— Instructions for the task —
Review the listing and copy each line that holds the word "have".

• • • • • • •

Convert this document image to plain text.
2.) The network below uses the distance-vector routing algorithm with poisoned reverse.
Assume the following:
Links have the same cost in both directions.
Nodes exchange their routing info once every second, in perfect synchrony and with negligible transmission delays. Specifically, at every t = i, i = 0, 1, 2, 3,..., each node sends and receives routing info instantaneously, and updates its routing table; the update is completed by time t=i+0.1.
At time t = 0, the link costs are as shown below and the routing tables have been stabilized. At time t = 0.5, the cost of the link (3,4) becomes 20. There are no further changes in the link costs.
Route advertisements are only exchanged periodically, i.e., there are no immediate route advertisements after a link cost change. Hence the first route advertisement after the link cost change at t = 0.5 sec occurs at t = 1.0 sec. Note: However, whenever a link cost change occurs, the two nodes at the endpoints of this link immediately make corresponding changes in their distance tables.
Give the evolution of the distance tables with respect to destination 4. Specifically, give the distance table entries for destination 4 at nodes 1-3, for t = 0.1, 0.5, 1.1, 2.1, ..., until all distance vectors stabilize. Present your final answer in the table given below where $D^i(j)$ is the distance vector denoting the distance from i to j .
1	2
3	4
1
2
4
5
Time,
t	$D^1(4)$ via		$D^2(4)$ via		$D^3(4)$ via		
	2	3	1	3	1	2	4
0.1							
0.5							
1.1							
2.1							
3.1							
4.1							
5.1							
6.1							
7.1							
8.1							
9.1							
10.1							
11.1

• • • • • • •

— Result of this exercise —
Links have the same cost in both directions.
At time t = 0, the link costs are as shown below and the routing tables have been stabilized. At time t = 0.5, the cost of the link (3,4) becomes 20. There are no further changes in the link costs.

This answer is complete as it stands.